Raw data:
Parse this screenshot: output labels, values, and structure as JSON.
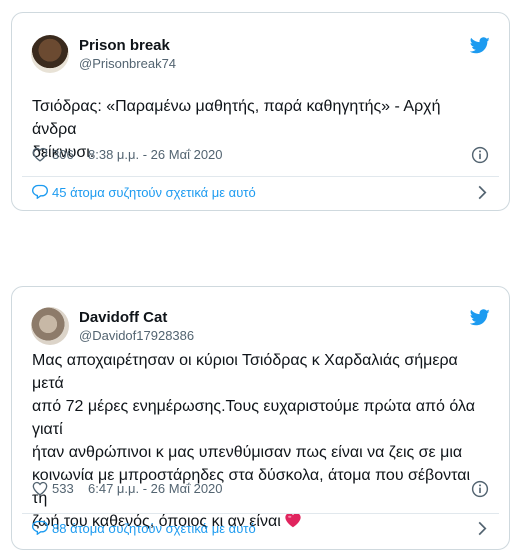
{
  "tweets": [
    {
      "name": "Prison break",
      "handle": "@Prisonbreak74",
      "text_lines": [
        "Τσιόδρας: «Παραμένω μαθητής, παρά καθηγητής» - Αρχή άνδρα",
        "δείκνυσι."
      ],
      "likes": "306",
      "time": "8:38 μ.μ. - 26 Μαΐ 2020",
      "discussion": "45 άτομα συζητούν σχετικά με αυτό"
    },
    {
      "name": "Davidoff Cat",
      "handle": "@Davidof17928386",
      "text_lines": [
        "Μας αποχαιρέτησαν οι κύριοι Τσιόδρας κ Χαρδαλιάς σήμερα μετά",
        "από 72 μέρες ενημέρωσης.Τους ευχαριστούμε πρώτα από όλα γιατί",
        "ήταν ανθρώπινοι κ μας υπενθύμισαν πως είναι να ζεις σε μια",
        "κοινωνία με μπροστάρηδες στα δύσκολα, άτομα που σέβονται τη",
        "ζωή του καθενός, όποιος κι αν είναι"
      ],
      "likes": "533",
      "time": "6:47 μ.μ. - 26 Μαΐ 2020",
      "discussion": "88 άτομα συζητούν σχετικά με αυτό"
    }
  ],
  "colors": {
    "twitter_blue": "#1d9bf0",
    "heart_emoji": "#e0245e"
  },
  "icons": [
    "twitter-bird-icon",
    "heart-icon",
    "info-icon",
    "comment-bubble-icon",
    "chevron-right-icon",
    "heart-emoji-icon"
  ]
}
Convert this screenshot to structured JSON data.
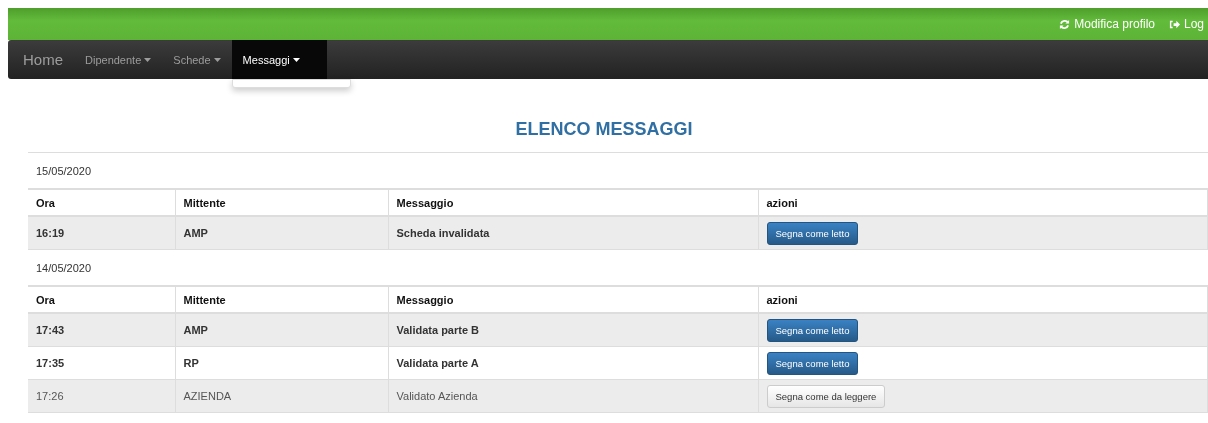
{
  "topbar": {
    "links": [
      {
        "label": "Modifica profilo",
        "kind": "refresh"
      },
      {
        "label": "Log",
        "kind": "logout"
      }
    ]
  },
  "navbar": {
    "items": [
      {
        "label": "Home",
        "dropdown": false,
        "selected": false
      },
      {
        "label": "Dipendente",
        "dropdown": true,
        "selected": false
      },
      {
        "label": "Schede",
        "dropdown": true,
        "selected": false
      },
      {
        "label": "Messaggi",
        "dropdown": true,
        "selected": true
      }
    ]
  },
  "title": "ELENCO MESSAGGI",
  "groups": [
    {
      "date": "15/05/2020",
      "columns": [
        "Ora",
        "Mittente",
        "Messaggio",
        "azioni"
      ],
      "messages": [
        {
          "time": "16:19",
          "sender": "AMP",
          "message": "Scheda invalidata",
          "read": false,
          "action": "Segna come letto"
        }
      ]
    },
    {
      "date": "14/05/2020",
      "columns": [
        "Ora",
        "Mittente",
        "Messaggio",
        "azioni"
      ],
      "messages": [
        {
          "time": "17:43",
          "sender": "AMP",
          "message": "Validata parte B",
          "read": false,
          "action": "Segna come letto"
        },
        {
          "time": "17:35",
          "sender": "RP",
          "message": "Validata parte A",
          "read": false,
          "action": "Segna come letto"
        },
        {
          "time": "17:26",
          "sender": "AZIENDA",
          "message": "Validato Azienda",
          "read": true,
          "action": "Segna come da leggere"
        }
      ]
    }
  ]
}
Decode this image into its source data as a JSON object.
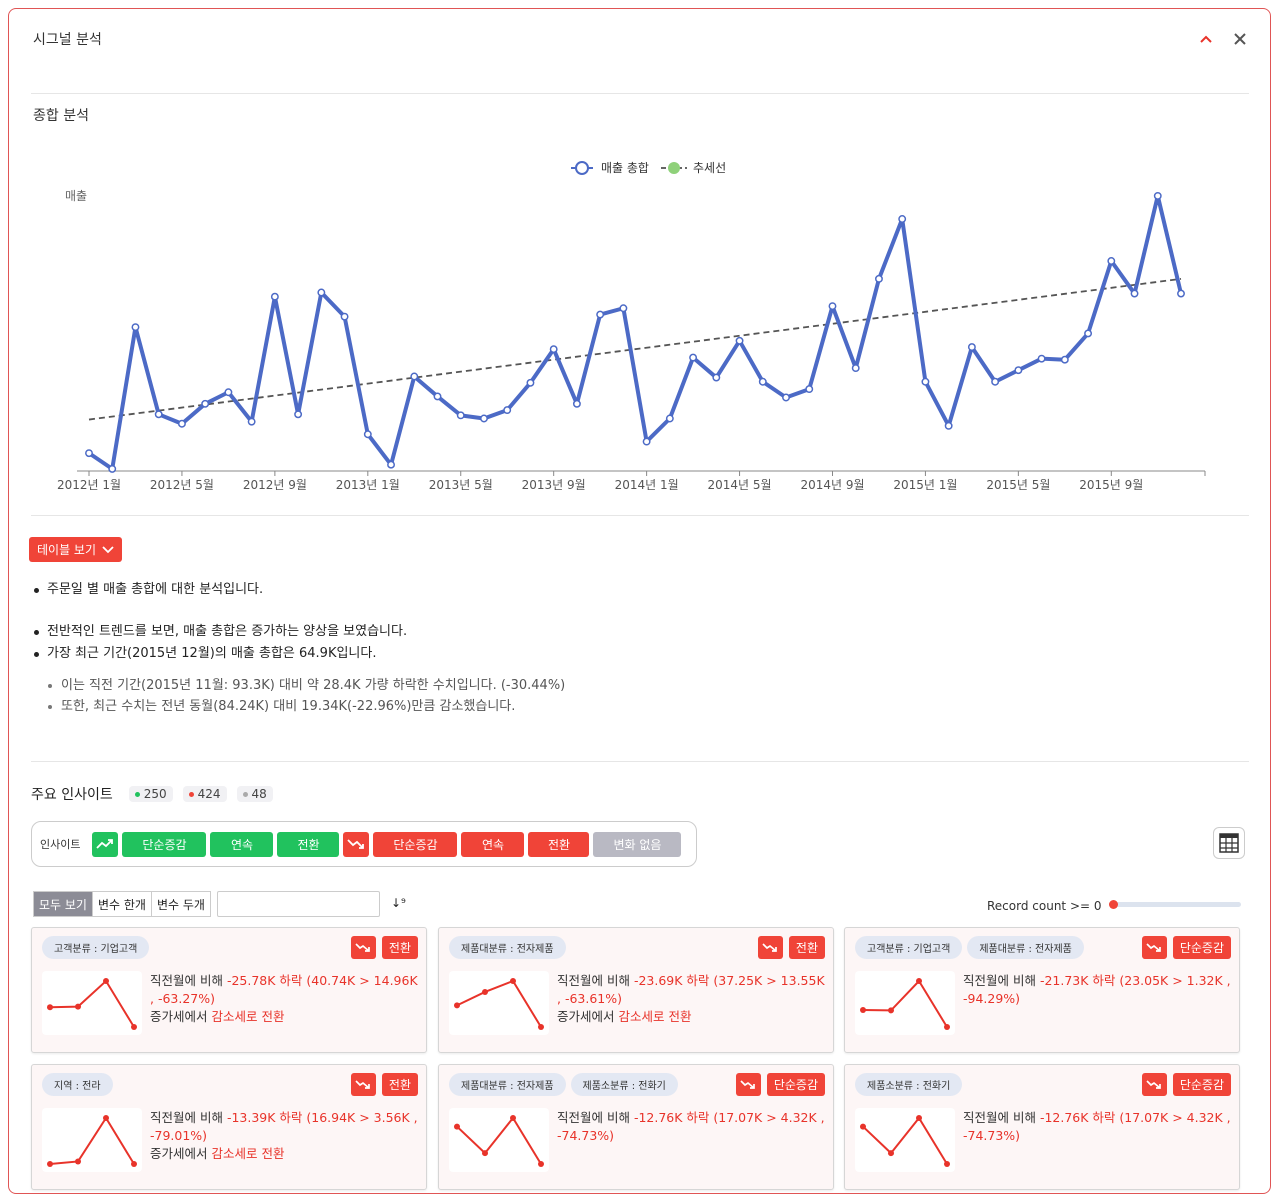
{
  "panel": {
    "title": "시그널 분석"
  },
  "section": {
    "title": "종합 분석"
  },
  "chart_data": {
    "type": "line",
    "ylabel": "매출",
    "legend": [
      "매출 총합",
      "추세선"
    ],
    "x_ticks": [
      "2012년 1월",
      "2012년 5월",
      "2012년 9월",
      "2013년 1월",
      "2013년 5월",
      "2013년 9월",
      "2014년 1월",
      "2014년 5월",
      "2014년 9월",
      "2015년 1월",
      "2015년 5월",
      "2015년 9월"
    ],
    "x": [
      "2012-01",
      "2012-02",
      "2012-03",
      "2012-04",
      "2012-05",
      "2012-06",
      "2012-07",
      "2012-08",
      "2012-09",
      "2012-10",
      "2012-11",
      "2012-12",
      "2013-01",
      "2013-02",
      "2013-03",
      "2013-04",
      "2013-05",
      "2013-06",
      "2013-07",
      "2013-08",
      "2013-09",
      "2013-10",
      "2013-11",
      "2013-12",
      "2014-01",
      "2014-02",
      "2014-03",
      "2014-04",
      "2014-05",
      "2014-06",
      "2014-07",
      "2014-08",
      "2014-09",
      "2014-10",
      "2014-11",
      "2014-12",
      "2015-01",
      "2015-02",
      "2015-03",
      "2015-04",
      "2015-05",
      "2015-06",
      "2015-07",
      "2015-08",
      "2015-09",
      "2015-10",
      "2015-11",
      "2015-12"
    ],
    "series": [
      {
        "name": "매출 총합",
        "color": "#4c6ac6",
        "values": [
          17,
          2,
          137,
          54,
          45,
          64,
          75,
          47,
          166,
          54,
          170,
          147,
          35,
          6,
          90,
          71,
          53,
          50,
          58,
          84,
          116,
          64,
          149,
          155,
          28,
          50,
          108,
          89,
          124,
          85,
          70,
          78,
          157,
          98,
          183,
          240,
          85,
          43,
          118,
          85,
          96,
          107,
          106,
          131,
          200,
          169,
          262,
          169
        ]
      },
      {
        "name": "추세선",
        "color": "#555555",
        "values": [
          49,
          183
        ]
      }
    ],
    "ylim": [
      0,
      280
    ]
  },
  "table_button": {
    "label": "테이블 보기"
  },
  "summary": {
    "b1": "주문일 별 매출 총합에 대한 분석입니다.",
    "b2": "전반적인 트렌드를 보면, 매출 총합은 증가하는 양상을 보였습니다.",
    "b3": "가장 최근 기간(2015년 12월)의 매출 총합은 64.9K입니다.",
    "s1": "이는 직전 기간(2015년 11월: 93.3K) 대비 약 28.4K 가량 하락한 수치입니다. (-30.44%)",
    "s2": "또한, 최근 수치는 전년 동월(84.24K) 대비 19.34K(-22.96%)만큼 감소했습니다."
  },
  "insights": {
    "title": "주요 인사이트",
    "count_green": "250",
    "count_red": "424",
    "count_gray": "48",
    "filter_label": "인사이트",
    "up_chips": [
      "단순증감",
      "연속",
      "전환"
    ],
    "down_chips": [
      "단순증감",
      "연속",
      "전환"
    ],
    "none_chip": "변화 없음",
    "seg": [
      "모두 보기",
      "변수 한개",
      "변수 두개"
    ],
    "search_placeholder": "",
    "sort_label": "↓⁹",
    "record_label": "Record count >=  0"
  },
  "cards": [
    {
      "tags": [
        "고객분류 : 기업고객"
      ],
      "badge": "전환",
      "pre": "직전월에 비해 ",
      "delta": "-25.78K 하락 (40.74K  >  14.96K ,  -63.27%)",
      "post_pre": "증가세에서 ",
      "post_red": "감소세로 전환",
      "spark": [
        40.74,
        41.5,
        75,
        14.96
      ]
    },
    {
      "tags": [
        "제품대분류 : 전자제품"
      ],
      "badge": "전환",
      "pre": "직전월에 비해 ",
      "delta": "-23.69K 하락 (37.25K  >  13.55K ,  -63.61%)",
      "post_pre": "증가세에서 ",
      "post_red": "감소세로 전환",
      "spark": [
        37.25,
        52,
        64,
        13.55
      ]
    },
    {
      "tags": [
        "고객분류 : 기업고객",
        "제품대분류 : 전자제품"
      ],
      "badge": "단순증감",
      "pre": "직전월에 비해 ",
      "delta": "-21.73K 하락 (23.05K  >  1.32K ,  -94.29%)",
      "post_pre": "",
      "post_red": "",
      "spark": [
        23.05,
        22.5,
        60,
        1.32
      ]
    },
    {
      "tags": [
        "지역 : 전라"
      ],
      "badge": "전환",
      "pre": "직전월에 비해 ",
      "delta": "-13.39K 하락 (16.94K  >  3.56K ,  -79.01%)",
      "post_pre": "증가세에서 ",
      "post_red": "감소세로 전환",
      "spark": [
        3.56,
        6,
        48,
        3.56
      ]
    },
    {
      "tags": [
        "제품대분류 : 전자제품",
        "제품소분류 : 전화기"
      ],
      "badge": "단순증감",
      "pre": "직전월에 비해 ",
      "delta": "-12.76K 하락 (17.07K  >  4.32K ,  -74.73%)",
      "post_pre": "",
      "post_red": "",
      "spark": [
        48,
        17,
        58,
        4.32
      ]
    },
    {
      "tags": [
        "제품소분류 : 전화기"
      ],
      "badge": "단순증감",
      "pre": "직전월에 비해 ",
      "delta": "-12.76K 하락 (17.07K  >  4.32K ,  -74.73%)",
      "post_pre": "",
      "post_red": "",
      "spark": [
        48,
        17,
        58,
        4.32
      ]
    }
  ]
}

Work instructions: In the entries above, identify every line with the string "parte".

Answer to this problem:
          "message": "Validata parte B",
          "message": "Validata parte A",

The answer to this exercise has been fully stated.